BEGIN SUPPLIED MATERIAL

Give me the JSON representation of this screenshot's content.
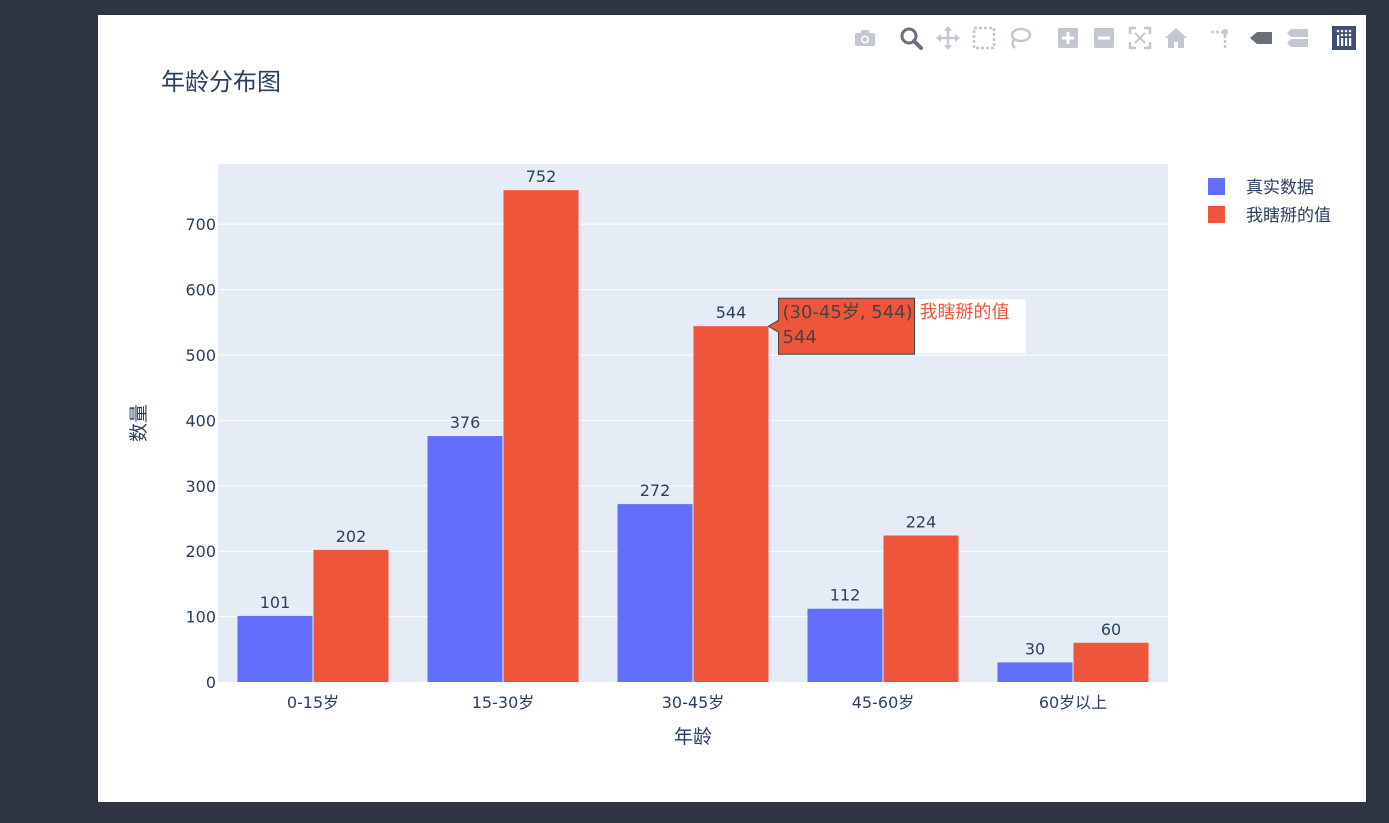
{
  "toolbar": {
    "icons": [
      "camera-icon",
      "zoom-icon",
      "pan-icon",
      "box-select-icon",
      "lasso-icon",
      "zoom-in-icon",
      "zoom-out-icon",
      "autoscale-icon",
      "reset-axes-icon",
      "spike-lines-icon",
      "hover-closest-icon",
      "hover-compare-icon",
      "plotly-logo-icon"
    ]
  },
  "chart_data": {
    "type": "bar",
    "title": "年龄分布图",
    "xlabel": "年龄",
    "ylabel": "数量",
    "categories": [
      "0-15岁",
      "15-30岁",
      "30-45岁",
      "45-60岁",
      "60岁以上"
    ],
    "series": [
      {
        "name": "真实数据",
        "values": [
          101,
          376,
          272,
          112,
          30
        ],
        "color": "#636efa"
      },
      {
        "name": "我瞎掰的值",
        "values": [
          202,
          752,
          544,
          224,
          60
        ],
        "color": "#ef553b"
      }
    ],
    "ylim": [
      0,
      792
    ],
    "yticks": [
      0,
      100,
      200,
      300,
      400,
      500,
      600,
      700
    ],
    "grid": true,
    "legend_position": "top-right",
    "plot_bgcolor": "#e5ecf6",
    "hover": {
      "series_index": 1,
      "category_index": 2,
      "line1": "(30-45岁, 544)",
      "line2": "544",
      "series_name": "我瞎掰的值"
    }
  }
}
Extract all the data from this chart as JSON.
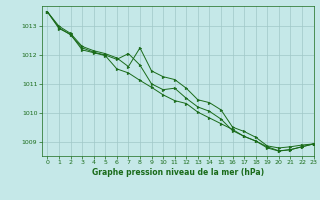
{
  "title": "Graphe pression niveau de la mer (hPa)",
  "background_color": "#c5e8e8",
  "grid_color": "#a0c8c8",
  "line_color": "#1a6b1a",
  "xlim": [
    -0.5,
    23
  ],
  "ylim": [
    1008.5,
    1013.7
  ],
  "yticks": [
    1009,
    1010,
    1011,
    1012,
    1013
  ],
  "xticks": [
    0,
    1,
    2,
    3,
    4,
    5,
    6,
    7,
    8,
    9,
    10,
    11,
    12,
    13,
    14,
    15,
    16,
    17,
    18,
    19,
    20,
    21,
    22,
    23
  ],
  "series": [
    {
      "x": [
        0,
        1,
        2,
        3,
        4,
        5,
        6,
        7,
        8,
        9,
        10,
        11,
        12,
        13,
        14,
        15,
        16,
        17,
        18,
        19,
        20,
        21,
        22,
        23
      ],
      "y": [
        1013.5,
        1013.0,
        1012.75,
        1012.3,
        1012.15,
        1012.05,
        1011.9,
        1011.6,
        1012.25,
        1011.45,
        1011.25,
        1011.15,
        1010.85,
        1010.45,
        1010.35,
        1010.1,
        1009.5,
        1009.35,
        1009.15,
        1008.85,
        1008.78,
        1008.82,
        1008.88,
        1008.92
      ]
    },
    {
      "x": [
        0,
        1,
        2,
        3,
        4,
        5,
        6,
        7,
        8,
        9,
        10,
        11,
        12,
        13,
        14,
        15,
        16,
        17,
        18,
        19,
        20,
        21,
        22,
        23
      ],
      "y": [
        1013.5,
        1012.95,
        1012.7,
        1012.25,
        1012.1,
        1012.0,
        1011.85,
        1012.05,
        1011.65,
        1011.0,
        1010.8,
        1010.85,
        1010.5,
        1010.2,
        1010.05,
        1009.78,
        1009.38,
        1009.18,
        1009.02,
        1008.82,
        1008.68,
        1008.72,
        1008.82,
        1008.92
      ]
    },
    {
      "x": [
        0,
        1,
        2,
        3,
        4,
        5,
        6,
        7,
        8,
        9,
        10,
        11,
        12,
        13,
        14,
        15,
        16,
        17,
        18,
        19,
        20,
        21,
        22,
        23
      ],
      "y": [
        1013.5,
        1012.92,
        1012.72,
        1012.18,
        1012.08,
        1011.98,
        1011.52,
        1011.38,
        1011.12,
        1010.88,
        1010.62,
        1010.42,
        1010.32,
        1010.02,
        1009.82,
        1009.62,
        1009.42,
        1009.18,
        1009.02,
        1008.78,
        1008.67,
        1008.72,
        1008.82,
        1008.92
      ]
    }
  ]
}
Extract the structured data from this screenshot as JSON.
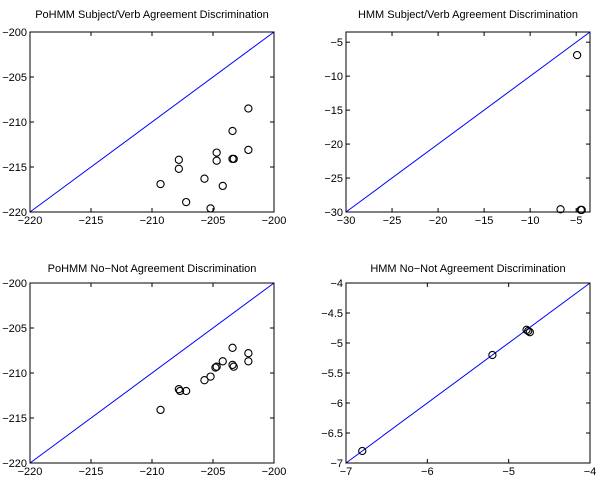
{
  "chart_data": [
    {
      "type": "scatter",
      "title": "PoHMM Subject/Verb Agreement Discrimination",
      "xlim": [
        -220,
        -200
      ],
      "ylim": [
        -220,
        -200
      ],
      "xticks": [
        "-220",
        "-215",
        "-210",
        "-205",
        "-200"
      ],
      "yticks": [
        "-200",
        "-205",
        "-210",
        "-215",
        "-220"
      ],
      "xtick_values": [
        -220,
        -215,
        -210,
        -205,
        -200
      ],
      "ytick_values": [
        -200,
        -205,
        -210,
        -215,
        -220
      ],
      "reference_line": "y = x",
      "marker": "open-circle",
      "grid": false,
      "points": [
        {
          "x": -202.1,
          "y": -208.5
        },
        {
          "x": -202.1,
          "y": -213.1
        },
        {
          "x": -203.4,
          "y": -211.0
        },
        {
          "x": -203.4,
          "y": -214.1
        },
        {
          "x": -203.3,
          "y": -214.1
        },
        {
          "x": -204.7,
          "y": -213.4
        },
        {
          "x": -204.7,
          "y": -214.3
        },
        {
          "x": -204.2,
          "y": -217.1
        },
        {
          "x": -205.7,
          "y": -216.3
        },
        {
          "x": -205.2,
          "y": -219.6
        },
        {
          "x": -207.8,
          "y": -214.2
        },
        {
          "x": -207.8,
          "y": -215.2
        },
        {
          "x": -207.2,
          "y": -218.9
        },
        {
          "x": -209.3,
          "y": -216.9
        }
      ]
    },
    {
      "type": "scatter",
      "title": "HMM Subject/Verb Agreement Discrimination",
      "xlim": [
        -30,
        -3.5
      ],
      "ylim": [
        -30,
        -3.5
      ],
      "xticks": [
        "-30",
        "-25",
        "-20",
        "-15",
        "-10",
        "-5"
      ],
      "yticks": [
        "-5",
        "-10",
        "-15",
        "-20",
        "-25",
        "-30"
      ],
      "xtick_values": [
        -30,
        -25,
        -20,
        -15,
        -10,
        -5
      ],
      "ytick_values": [
        -5,
        -10,
        -15,
        -20,
        -25,
        -30
      ],
      "reference_line": "y = x",
      "marker": "open-circle",
      "grid": false,
      "points": [
        {
          "x": -4.9,
          "y": -6.9
        },
        {
          "x": -6.7,
          "y": -29.6
        },
        {
          "x": -4.5,
          "y": -29.7
        },
        {
          "x": -4.4,
          "y": -29.7
        }
      ]
    },
    {
      "type": "scatter",
      "title": "PoHMM No−Not Agreement Discrimination",
      "xlim": [
        -220,
        -200
      ],
      "ylim": [
        -220,
        -200
      ],
      "xticks": [
        "-220",
        "-215",
        "-210",
        "-205",
        "-200"
      ],
      "yticks": [
        "-200",
        "-205",
        "-210",
        "-215",
        "-220"
      ],
      "xtick_values": [
        -220,
        -215,
        -210,
        -205,
        -200
      ],
      "ytick_values": [
        -200,
        -205,
        -210,
        -215,
        -220
      ],
      "reference_line": "y = x",
      "marker": "open-circle",
      "grid": false,
      "points": [
        {
          "x": -202.1,
          "y": -207.8
        },
        {
          "x": -202.1,
          "y": -208.7
        },
        {
          "x": -203.4,
          "y": -207.2
        },
        {
          "x": -203.4,
          "y": -209.1
        },
        {
          "x": -203.3,
          "y": -209.3
        },
        {
          "x": -204.2,
          "y": -208.7
        },
        {
          "x": -204.7,
          "y": -209.3
        },
        {
          "x": -204.8,
          "y": -209.4
        },
        {
          "x": -205.2,
          "y": -210.4
        },
        {
          "x": -205.7,
          "y": -210.8
        },
        {
          "x": -207.2,
          "y": -212.0
        },
        {
          "x": -207.8,
          "y": -211.8
        },
        {
          "x": -207.7,
          "y": -212.0
        },
        {
          "x": -209.3,
          "y": -214.1
        }
      ]
    },
    {
      "type": "scatter",
      "title": "HMM No−Not Agreement Discrimination",
      "xlim": [
        -7,
        -4
      ],
      "ylim": [
        -7,
        -4
      ],
      "xticks": [
        "-7",
        "-6",
        "-5",
        "-4"
      ],
      "yticks": [
        "-4",
        "-4.5",
        "-5",
        "-5.5",
        "-6",
        "-6.5",
        "-7"
      ],
      "xtick_values": [
        -7,
        -6,
        -5,
        -4
      ],
      "ytick_values": [
        -4,
        -4.5,
        -5,
        -5.5,
        -6,
        -6.5,
        -7
      ],
      "reference_line": "y = x",
      "marker": "open-circle",
      "grid": false,
      "points": [
        {
          "x": -6.8,
          "y": -6.8
        },
        {
          "x": -5.2,
          "y": -5.2
        },
        {
          "x": -4.78,
          "y": -4.78
        },
        {
          "x": -4.76,
          "y": -4.8
        },
        {
          "x": -4.74,
          "y": -4.82
        }
      ]
    }
  ]
}
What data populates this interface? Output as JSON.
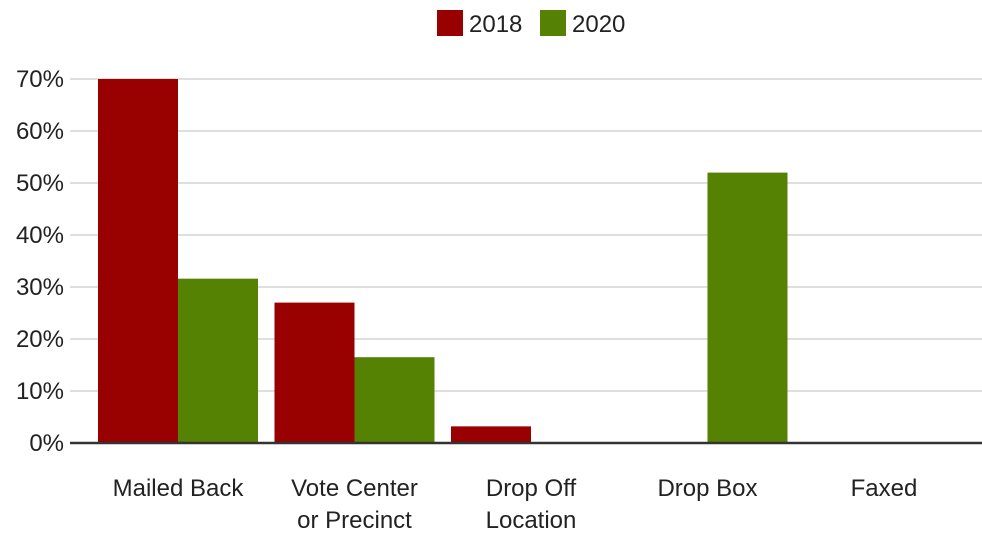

END SUPPLIED MATERIAL

_WHAT YOU NEED TO DO_: Locate each line with the word "Verb" and copy it.

_EXERCISE RESULT_:
      "title": "PoHMM Subject/Verb Agreement Discrimination",
      "title": "HMM Subject/Verb Agreement Discrimination",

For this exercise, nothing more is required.